__DATA RECORDS__
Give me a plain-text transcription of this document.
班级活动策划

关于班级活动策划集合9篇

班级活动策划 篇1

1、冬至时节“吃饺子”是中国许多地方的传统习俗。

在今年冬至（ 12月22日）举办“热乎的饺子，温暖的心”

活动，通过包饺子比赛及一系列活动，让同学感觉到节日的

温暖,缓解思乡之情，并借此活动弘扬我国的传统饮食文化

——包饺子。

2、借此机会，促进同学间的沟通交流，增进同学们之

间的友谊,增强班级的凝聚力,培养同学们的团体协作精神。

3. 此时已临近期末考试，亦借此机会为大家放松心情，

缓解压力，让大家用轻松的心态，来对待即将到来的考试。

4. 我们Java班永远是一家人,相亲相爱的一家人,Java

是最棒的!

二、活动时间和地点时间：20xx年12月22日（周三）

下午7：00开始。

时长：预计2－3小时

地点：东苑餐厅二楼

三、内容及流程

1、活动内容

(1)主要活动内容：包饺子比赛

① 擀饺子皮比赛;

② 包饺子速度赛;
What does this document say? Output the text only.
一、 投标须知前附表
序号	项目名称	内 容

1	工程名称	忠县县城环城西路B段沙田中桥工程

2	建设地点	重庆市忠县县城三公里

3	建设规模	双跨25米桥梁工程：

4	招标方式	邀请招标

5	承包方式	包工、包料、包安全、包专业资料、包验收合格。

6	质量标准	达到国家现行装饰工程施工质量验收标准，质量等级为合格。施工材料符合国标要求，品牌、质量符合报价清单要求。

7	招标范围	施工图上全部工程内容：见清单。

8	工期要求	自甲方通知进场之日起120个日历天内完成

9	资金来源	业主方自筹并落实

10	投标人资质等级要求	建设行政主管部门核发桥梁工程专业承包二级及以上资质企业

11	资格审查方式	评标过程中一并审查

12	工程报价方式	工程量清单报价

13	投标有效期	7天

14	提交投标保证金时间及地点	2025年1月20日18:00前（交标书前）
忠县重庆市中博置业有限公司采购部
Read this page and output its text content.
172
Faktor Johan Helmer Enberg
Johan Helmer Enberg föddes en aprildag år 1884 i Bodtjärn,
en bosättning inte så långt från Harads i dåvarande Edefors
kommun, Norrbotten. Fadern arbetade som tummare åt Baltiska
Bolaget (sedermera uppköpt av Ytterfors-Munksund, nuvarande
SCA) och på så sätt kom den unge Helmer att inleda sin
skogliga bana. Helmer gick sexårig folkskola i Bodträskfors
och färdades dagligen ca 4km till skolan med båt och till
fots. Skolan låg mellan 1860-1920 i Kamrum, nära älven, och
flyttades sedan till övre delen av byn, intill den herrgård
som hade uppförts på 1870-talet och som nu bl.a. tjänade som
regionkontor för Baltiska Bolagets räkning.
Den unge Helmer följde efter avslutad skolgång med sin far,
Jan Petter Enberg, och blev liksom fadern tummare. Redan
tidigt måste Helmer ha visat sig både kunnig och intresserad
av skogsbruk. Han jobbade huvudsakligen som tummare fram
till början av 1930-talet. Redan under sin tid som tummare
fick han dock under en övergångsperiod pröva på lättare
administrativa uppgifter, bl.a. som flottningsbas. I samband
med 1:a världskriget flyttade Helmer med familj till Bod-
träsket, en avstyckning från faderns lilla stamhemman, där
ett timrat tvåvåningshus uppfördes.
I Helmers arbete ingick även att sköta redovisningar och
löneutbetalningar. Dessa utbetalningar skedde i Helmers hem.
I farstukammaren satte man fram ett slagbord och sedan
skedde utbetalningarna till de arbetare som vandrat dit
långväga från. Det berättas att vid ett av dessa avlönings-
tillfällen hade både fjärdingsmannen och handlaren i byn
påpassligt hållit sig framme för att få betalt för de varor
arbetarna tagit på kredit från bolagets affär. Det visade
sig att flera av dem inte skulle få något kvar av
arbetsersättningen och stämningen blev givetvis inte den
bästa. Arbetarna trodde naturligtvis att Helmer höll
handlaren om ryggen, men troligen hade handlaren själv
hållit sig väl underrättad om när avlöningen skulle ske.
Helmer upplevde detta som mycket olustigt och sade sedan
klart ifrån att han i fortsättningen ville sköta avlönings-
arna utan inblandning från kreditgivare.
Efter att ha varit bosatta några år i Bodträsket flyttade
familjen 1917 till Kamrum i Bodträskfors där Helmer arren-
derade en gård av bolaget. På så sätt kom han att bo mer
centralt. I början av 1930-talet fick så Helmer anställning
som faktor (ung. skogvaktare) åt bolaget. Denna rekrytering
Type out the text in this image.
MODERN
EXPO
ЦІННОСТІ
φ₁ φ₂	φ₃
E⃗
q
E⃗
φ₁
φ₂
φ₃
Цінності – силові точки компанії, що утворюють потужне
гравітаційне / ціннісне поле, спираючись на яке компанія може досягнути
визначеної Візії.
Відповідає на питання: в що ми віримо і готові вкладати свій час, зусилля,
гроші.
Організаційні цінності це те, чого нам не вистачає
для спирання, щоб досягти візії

__TO BE DONE__
Scan the listing above. Collect all lines with the word "Enberg".

__COMPLETED TASK__
Faktor Johan Helmer Enberg
Johan Helmer Enberg föddes en aprildag år 1884 i Bodtjärn,
Jan Petter Enberg, och blev liksom fadern tummare. Redan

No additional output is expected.